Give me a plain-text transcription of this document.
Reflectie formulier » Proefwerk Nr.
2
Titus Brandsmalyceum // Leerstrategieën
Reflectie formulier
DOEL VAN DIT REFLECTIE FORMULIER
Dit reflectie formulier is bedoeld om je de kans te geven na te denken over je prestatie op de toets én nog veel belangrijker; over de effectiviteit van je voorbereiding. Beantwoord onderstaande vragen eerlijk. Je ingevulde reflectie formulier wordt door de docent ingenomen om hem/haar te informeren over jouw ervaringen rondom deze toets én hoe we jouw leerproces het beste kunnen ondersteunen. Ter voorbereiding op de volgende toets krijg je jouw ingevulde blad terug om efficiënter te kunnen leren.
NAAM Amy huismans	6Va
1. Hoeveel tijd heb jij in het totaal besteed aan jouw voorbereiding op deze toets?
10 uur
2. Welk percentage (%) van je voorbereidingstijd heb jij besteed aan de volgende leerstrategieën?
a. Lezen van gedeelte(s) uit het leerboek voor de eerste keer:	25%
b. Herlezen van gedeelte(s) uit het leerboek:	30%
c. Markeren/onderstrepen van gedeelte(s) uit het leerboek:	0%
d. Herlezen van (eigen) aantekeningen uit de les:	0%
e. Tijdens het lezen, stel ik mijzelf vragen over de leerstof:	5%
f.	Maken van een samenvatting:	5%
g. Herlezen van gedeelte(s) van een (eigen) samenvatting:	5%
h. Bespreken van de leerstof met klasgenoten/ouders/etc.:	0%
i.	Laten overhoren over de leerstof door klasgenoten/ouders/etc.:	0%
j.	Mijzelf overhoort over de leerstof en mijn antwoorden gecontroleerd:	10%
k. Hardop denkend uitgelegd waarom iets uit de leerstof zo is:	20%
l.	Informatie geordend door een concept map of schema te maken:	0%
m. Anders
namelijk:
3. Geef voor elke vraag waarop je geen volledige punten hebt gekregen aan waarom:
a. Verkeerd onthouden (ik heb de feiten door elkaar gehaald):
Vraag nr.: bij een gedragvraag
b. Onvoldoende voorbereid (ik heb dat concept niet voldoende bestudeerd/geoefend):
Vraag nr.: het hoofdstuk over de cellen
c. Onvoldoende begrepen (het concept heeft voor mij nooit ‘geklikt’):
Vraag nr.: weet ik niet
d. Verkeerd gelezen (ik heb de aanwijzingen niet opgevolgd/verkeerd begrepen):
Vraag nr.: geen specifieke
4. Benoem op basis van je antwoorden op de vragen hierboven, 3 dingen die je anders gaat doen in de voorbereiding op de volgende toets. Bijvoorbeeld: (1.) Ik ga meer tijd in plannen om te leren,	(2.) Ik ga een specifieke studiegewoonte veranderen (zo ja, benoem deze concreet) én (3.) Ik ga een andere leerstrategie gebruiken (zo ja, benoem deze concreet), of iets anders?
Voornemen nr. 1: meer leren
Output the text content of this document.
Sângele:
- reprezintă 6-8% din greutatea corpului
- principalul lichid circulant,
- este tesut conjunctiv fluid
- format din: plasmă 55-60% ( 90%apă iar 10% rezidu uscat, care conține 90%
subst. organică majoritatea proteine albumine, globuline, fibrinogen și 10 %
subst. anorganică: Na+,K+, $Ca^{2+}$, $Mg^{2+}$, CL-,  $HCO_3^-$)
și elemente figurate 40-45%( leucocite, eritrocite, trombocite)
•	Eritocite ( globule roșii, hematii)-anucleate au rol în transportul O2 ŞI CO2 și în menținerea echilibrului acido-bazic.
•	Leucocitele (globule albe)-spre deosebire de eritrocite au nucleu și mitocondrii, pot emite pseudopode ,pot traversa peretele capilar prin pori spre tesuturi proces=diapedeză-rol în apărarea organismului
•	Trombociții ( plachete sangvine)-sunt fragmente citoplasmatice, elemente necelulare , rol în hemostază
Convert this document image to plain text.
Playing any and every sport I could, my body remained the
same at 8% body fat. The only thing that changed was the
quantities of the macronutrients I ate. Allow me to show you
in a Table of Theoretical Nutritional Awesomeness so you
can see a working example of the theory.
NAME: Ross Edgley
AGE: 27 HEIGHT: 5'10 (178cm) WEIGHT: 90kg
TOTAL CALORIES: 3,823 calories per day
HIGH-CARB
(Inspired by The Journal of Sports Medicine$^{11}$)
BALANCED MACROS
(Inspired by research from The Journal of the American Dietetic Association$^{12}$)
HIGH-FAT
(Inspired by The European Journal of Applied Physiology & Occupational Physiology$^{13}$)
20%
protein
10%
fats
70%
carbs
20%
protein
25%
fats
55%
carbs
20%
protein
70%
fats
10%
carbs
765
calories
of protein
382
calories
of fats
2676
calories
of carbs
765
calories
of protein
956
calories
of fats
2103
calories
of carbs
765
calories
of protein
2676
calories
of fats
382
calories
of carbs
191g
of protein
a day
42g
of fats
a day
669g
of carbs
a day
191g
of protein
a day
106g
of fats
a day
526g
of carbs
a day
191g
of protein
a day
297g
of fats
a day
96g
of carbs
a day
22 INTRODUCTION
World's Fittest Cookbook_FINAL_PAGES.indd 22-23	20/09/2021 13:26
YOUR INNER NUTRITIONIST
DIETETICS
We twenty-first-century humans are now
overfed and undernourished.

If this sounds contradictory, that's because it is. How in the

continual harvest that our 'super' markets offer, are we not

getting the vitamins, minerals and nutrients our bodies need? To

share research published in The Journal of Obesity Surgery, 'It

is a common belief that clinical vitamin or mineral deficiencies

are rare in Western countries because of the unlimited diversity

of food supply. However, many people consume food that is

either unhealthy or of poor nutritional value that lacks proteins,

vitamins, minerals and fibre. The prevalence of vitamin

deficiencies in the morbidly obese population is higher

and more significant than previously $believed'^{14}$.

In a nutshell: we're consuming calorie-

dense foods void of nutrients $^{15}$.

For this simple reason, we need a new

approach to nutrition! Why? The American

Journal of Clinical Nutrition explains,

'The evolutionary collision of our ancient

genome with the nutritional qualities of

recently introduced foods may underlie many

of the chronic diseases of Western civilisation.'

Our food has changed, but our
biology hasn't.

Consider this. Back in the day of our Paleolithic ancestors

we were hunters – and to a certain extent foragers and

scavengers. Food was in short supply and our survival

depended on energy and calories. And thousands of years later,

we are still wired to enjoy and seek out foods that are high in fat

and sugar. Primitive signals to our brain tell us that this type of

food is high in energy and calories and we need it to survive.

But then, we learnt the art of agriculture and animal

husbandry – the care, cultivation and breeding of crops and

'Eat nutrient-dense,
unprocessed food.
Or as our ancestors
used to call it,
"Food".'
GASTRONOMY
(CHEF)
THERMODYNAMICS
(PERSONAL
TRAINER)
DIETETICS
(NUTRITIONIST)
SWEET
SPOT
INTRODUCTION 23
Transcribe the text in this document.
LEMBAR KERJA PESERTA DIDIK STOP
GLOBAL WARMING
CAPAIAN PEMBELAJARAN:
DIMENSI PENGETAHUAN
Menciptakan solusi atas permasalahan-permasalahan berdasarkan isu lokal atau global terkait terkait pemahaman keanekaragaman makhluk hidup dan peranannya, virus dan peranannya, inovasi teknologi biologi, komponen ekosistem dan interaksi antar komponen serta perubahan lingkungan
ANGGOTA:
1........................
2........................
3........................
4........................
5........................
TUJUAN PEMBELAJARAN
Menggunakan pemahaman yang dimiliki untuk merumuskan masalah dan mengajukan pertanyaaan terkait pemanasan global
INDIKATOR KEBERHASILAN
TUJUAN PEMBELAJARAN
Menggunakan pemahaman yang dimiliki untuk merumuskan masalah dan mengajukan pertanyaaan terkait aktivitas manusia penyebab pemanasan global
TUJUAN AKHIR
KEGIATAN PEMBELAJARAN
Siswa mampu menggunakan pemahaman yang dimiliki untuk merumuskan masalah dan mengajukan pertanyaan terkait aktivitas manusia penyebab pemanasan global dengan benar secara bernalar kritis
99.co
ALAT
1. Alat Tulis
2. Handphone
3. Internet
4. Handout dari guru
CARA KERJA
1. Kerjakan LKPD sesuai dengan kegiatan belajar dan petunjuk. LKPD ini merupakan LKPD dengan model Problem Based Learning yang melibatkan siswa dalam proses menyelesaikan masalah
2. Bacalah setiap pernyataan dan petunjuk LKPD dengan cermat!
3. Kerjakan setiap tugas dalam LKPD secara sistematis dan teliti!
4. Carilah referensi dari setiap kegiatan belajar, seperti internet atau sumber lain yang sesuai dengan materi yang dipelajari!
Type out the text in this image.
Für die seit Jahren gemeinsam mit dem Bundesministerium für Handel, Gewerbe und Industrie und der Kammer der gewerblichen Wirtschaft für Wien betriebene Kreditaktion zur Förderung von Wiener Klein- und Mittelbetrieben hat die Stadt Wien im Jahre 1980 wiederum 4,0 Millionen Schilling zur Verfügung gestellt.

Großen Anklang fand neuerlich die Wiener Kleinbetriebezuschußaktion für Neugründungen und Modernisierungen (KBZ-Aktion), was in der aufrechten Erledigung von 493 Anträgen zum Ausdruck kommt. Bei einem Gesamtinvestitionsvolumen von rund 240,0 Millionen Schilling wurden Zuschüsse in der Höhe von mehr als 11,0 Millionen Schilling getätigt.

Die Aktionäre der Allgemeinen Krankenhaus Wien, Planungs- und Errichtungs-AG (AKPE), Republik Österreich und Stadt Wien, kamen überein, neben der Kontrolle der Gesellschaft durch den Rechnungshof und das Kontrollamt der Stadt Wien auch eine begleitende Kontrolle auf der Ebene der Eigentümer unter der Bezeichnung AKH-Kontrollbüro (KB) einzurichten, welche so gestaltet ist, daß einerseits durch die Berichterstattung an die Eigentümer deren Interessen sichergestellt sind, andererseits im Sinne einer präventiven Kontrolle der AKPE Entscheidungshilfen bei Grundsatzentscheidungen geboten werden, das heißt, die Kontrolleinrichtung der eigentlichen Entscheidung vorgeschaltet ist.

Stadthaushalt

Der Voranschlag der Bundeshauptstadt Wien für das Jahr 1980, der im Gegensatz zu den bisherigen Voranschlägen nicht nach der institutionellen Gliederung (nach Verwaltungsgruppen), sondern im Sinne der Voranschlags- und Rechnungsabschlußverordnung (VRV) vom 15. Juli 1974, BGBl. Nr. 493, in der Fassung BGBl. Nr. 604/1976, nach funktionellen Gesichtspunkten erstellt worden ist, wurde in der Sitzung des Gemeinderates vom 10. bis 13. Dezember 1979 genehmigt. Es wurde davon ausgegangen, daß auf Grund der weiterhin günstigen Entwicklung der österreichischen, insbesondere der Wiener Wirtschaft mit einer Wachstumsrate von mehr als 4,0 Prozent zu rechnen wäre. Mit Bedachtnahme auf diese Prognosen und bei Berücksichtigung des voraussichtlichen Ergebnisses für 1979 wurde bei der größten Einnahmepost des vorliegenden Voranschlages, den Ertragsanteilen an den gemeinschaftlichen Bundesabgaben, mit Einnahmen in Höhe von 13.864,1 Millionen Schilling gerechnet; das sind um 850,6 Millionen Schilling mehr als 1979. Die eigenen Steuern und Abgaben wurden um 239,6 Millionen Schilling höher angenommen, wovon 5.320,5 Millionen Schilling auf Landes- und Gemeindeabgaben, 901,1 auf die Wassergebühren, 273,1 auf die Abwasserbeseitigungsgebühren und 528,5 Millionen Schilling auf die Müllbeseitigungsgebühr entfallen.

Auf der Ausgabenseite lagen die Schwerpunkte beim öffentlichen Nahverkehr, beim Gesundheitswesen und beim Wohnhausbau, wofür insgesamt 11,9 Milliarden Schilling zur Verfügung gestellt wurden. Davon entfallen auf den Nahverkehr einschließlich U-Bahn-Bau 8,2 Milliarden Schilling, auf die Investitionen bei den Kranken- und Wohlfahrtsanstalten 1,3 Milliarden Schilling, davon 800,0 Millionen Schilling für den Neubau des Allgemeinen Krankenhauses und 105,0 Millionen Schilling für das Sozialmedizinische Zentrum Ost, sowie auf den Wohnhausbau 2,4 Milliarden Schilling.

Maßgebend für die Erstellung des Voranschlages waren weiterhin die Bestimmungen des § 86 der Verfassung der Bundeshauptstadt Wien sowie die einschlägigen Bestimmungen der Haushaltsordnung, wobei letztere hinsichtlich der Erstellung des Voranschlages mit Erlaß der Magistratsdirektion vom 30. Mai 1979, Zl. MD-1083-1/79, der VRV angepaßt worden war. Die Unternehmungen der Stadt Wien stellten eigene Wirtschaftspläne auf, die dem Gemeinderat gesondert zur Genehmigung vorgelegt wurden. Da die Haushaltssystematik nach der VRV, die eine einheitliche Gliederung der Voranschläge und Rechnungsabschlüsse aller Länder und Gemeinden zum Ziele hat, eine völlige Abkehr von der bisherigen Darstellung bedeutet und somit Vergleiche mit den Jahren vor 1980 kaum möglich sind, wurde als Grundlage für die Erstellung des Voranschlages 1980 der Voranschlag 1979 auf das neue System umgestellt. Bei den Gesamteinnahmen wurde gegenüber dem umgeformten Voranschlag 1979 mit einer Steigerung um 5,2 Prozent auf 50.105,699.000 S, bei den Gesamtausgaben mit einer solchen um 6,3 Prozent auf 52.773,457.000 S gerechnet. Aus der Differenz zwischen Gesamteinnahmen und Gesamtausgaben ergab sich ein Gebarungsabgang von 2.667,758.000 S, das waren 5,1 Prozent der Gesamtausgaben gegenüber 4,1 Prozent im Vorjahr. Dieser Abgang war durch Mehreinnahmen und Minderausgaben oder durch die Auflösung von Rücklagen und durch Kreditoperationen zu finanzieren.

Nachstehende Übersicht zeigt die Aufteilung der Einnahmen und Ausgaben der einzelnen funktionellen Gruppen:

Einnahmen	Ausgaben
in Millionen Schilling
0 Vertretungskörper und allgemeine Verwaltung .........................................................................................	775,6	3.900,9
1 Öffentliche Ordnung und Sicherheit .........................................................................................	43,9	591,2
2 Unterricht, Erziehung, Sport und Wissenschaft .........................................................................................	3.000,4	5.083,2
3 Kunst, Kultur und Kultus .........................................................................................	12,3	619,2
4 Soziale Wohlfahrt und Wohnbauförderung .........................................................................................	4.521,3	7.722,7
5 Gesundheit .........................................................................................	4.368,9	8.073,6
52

__________________________________________________

→ WHAT YOU NEED TO DO
Please copy each line of the records above in which the word "Journal" can be found.

→ SOLUTION TO THIS TASK
(Inspired by The Journal of Sports Medicine$^{11}$)
(Inspired by research from The Journal of the American Dietetic Association$^{12}$)
(Inspired by The European Journal of Applied Physiology & Occupational Physiology$^{13}$)
share research published in The Journal of Obesity Surgery, 'It
Journal of Clinical Nutrition explains,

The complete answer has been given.